◆ **DOCUMENT TEXT**

◇ ◇ ◇ ◇ ◇

In other words, this suicide/homicide bomber more likely just sends people further down the pecking order to carry out such deeds. But in this case, it appears this person was confused with someone else with the same surname. Besides, the document says only that the person is “possibly” a suicide bomber, and you would only see that if you paused your TV recording at the just the right place.
Pelley also stated that the FBI thought that Kurnaz was an “innocent man with no connection to terrorism.” But while the FBI document, which was posted on the CBS website, actually said that “there is no investigative interest in this detainee,” it also said, “Although he has denied being a member of the Jama’at al-Tabligh, his associates, travel and religious studies contradict this denial. For these reasons, Karnaz is believed to pose a [redaction of two words] to the national security of the United States and its allies if released.” Jama’at al-Tabligh is generally described as an Islamic missionary group.
Another document, which CBS posts on its website, is the response from the Department of Defense to the 60 Minutes report. This is the most damning proof of CBS’s manipulation. Scott Pelley quotes the report as saying that the claims of torture are “false” and “absurd,” but he doesn’t mention the basis for their denials. What the DOD points out are examples of evidence that Kurnaz is lying. CBS makes no mention of them. The statement says that “many of his claims can be easily refuted based on publicly available documents.”
The statement goes on to cite his complaint that “he was grossly underweight while at Guantanamo because he was deprived of quality food. In fact, according to the list of heights and weights of detainees released by the Department of Defense and available on the internet, Mr. Kurnaz stayed, for the most part, well above his ideal body weight contrary to his claims. Publicly available photos released from his reunion also visually indicate a man of robust health at the end of his detention.” Plus, the statement adds, “During his Combatant Status Review Tribunal testimony, Mr. Kurnaz never mentions a single allegation of mistreatment, neither during his time in Kandahar nor in Guantanamo.”

◇ ◇ ◇ ◇ ◇

◆ **DATA RECORDS**
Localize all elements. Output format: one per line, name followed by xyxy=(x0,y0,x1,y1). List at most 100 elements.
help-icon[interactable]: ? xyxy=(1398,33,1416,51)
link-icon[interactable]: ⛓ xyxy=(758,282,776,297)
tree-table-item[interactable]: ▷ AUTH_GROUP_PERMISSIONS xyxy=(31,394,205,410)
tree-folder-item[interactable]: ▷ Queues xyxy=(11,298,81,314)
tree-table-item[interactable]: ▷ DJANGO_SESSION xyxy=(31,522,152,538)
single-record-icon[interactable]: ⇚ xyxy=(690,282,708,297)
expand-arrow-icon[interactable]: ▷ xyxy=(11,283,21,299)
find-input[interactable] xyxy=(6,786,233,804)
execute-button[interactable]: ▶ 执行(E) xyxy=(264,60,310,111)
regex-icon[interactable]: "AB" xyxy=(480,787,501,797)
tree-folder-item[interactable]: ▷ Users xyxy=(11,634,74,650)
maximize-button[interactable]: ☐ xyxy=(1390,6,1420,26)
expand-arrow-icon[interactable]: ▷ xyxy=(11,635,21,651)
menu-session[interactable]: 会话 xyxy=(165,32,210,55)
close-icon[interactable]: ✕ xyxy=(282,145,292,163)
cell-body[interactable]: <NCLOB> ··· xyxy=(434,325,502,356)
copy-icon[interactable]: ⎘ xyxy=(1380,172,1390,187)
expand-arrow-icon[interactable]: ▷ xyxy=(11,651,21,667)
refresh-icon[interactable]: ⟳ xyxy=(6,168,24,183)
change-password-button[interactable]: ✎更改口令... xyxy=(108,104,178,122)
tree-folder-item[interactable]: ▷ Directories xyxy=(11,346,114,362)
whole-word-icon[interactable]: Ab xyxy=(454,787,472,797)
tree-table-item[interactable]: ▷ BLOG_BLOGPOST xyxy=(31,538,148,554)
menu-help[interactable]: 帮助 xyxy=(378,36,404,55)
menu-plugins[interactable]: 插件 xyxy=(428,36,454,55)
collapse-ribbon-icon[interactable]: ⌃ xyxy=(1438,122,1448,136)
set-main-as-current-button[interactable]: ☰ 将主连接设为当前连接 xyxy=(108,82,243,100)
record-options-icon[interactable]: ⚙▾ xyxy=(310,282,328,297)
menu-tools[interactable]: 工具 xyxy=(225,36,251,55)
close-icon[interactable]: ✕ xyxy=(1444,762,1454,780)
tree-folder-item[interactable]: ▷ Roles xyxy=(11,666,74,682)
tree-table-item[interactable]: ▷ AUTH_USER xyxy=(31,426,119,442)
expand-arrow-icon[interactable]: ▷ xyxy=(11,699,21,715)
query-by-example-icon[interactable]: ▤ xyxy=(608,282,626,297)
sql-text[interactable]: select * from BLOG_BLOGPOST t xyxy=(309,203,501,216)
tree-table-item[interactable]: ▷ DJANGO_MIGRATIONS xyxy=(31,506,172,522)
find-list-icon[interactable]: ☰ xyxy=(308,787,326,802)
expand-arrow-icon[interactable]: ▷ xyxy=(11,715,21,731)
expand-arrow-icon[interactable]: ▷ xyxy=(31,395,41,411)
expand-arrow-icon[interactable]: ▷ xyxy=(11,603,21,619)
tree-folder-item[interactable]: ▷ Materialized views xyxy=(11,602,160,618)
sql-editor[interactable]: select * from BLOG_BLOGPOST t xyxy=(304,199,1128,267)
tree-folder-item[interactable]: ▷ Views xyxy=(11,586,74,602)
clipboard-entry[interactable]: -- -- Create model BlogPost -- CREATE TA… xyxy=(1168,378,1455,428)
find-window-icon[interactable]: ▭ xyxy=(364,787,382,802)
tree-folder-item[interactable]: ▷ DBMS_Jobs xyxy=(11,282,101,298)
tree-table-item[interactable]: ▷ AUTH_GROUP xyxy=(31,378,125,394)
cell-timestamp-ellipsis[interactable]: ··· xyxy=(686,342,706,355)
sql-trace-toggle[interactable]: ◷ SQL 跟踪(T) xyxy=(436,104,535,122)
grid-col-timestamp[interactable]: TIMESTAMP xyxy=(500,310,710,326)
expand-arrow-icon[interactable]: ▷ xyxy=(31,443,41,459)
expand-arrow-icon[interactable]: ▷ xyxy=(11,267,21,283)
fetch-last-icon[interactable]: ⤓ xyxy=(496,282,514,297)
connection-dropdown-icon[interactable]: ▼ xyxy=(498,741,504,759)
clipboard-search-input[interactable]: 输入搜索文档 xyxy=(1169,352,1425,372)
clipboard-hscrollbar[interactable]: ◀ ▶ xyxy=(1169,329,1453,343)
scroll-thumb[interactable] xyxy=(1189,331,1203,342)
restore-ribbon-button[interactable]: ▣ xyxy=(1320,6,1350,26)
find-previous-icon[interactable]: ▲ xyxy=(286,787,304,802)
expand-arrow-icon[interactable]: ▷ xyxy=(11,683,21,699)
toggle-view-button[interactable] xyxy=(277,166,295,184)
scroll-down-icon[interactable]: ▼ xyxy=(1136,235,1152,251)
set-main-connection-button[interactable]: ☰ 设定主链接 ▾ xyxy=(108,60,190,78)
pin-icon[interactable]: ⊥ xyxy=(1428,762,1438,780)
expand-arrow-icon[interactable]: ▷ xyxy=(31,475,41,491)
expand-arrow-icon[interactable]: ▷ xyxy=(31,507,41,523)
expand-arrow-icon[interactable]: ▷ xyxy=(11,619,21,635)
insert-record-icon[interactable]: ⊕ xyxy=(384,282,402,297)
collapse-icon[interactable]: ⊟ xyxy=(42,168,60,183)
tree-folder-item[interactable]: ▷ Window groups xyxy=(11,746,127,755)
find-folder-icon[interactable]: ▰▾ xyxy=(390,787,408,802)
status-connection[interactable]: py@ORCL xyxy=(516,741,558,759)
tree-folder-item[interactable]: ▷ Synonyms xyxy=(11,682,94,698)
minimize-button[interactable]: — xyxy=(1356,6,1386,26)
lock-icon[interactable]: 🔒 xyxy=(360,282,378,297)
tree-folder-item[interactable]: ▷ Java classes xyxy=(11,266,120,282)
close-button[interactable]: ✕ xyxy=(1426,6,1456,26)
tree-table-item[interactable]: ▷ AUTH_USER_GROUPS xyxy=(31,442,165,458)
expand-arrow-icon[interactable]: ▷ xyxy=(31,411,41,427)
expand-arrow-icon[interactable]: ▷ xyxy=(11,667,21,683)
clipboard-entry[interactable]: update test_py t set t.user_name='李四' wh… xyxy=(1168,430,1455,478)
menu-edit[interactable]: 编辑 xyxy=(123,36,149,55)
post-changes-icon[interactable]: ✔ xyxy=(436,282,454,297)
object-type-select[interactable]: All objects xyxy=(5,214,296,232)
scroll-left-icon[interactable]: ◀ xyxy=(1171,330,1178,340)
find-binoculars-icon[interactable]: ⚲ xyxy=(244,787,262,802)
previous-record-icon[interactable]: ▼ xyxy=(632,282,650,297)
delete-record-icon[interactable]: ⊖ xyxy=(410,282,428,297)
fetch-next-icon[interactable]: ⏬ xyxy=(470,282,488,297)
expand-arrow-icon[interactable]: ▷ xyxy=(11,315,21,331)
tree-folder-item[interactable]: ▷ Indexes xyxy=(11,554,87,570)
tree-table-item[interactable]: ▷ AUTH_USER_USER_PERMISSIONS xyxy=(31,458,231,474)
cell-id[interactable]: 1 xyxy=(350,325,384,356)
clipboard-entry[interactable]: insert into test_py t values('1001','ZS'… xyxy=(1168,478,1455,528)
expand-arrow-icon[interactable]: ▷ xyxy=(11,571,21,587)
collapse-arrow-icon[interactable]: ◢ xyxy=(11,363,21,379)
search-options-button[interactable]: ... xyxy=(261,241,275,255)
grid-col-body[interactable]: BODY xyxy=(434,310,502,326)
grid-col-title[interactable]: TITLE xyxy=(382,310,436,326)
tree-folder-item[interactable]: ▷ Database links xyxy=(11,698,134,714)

◇ ◇ ◇ ◇ ◇

◆ **EXERCISE SET**
• 1. In the text on the 60 Minutes report about Kurnaz, how is Jama'at al-Tabligh generally described?
• 2. Write out the part of the text on the 60 Minutes report about Kurnaz between "In other words, this" and "the right place.", inclusive.

◆ **ANSWER SET**
• 1. As an Islamic missionary group.

• 2.
In other words, this suicide/homicide bomber more likely just sends people further down the pecking order to carry out such deeds. But in this case, it appears this person was confused with someone else with the same surname. Besides, the document says only that the person is “possibly” a suicide bomber, and you would only see that if you paused your TV recording at the just the right place.